■ Short task: In the records below, find each line with the word "this" and copy it.
======== Material provided
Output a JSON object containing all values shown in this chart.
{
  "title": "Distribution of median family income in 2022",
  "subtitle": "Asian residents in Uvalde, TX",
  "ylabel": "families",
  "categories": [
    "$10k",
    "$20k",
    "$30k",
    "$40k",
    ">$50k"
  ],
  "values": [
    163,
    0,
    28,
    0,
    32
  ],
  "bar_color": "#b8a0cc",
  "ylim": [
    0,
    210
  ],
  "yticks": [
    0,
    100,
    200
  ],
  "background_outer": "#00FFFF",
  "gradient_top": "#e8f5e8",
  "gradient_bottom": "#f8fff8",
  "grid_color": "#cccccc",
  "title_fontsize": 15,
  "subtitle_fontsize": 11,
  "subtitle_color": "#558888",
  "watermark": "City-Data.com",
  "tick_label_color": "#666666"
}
================
======== Material provided
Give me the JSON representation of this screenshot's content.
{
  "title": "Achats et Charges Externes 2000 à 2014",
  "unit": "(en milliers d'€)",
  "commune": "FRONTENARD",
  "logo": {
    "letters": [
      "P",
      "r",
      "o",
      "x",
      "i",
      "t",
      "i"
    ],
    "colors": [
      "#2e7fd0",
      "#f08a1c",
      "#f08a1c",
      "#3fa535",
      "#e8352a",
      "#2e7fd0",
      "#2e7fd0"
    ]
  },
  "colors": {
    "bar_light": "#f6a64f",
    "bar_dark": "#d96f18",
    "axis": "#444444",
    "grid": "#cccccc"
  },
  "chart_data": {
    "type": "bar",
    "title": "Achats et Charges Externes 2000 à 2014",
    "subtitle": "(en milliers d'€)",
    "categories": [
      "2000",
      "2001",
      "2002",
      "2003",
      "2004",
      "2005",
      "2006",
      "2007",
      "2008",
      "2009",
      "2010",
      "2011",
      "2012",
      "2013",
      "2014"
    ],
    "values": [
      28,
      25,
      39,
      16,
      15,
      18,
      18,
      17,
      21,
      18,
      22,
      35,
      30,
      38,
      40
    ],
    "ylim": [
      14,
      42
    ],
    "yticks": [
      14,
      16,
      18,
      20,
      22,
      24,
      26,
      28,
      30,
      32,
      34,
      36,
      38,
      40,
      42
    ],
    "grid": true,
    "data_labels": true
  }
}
================
■ Output of the exercise:
Output a JSON object containing all values shown in this chart.
Give me the JSON representation of this screenshot's content.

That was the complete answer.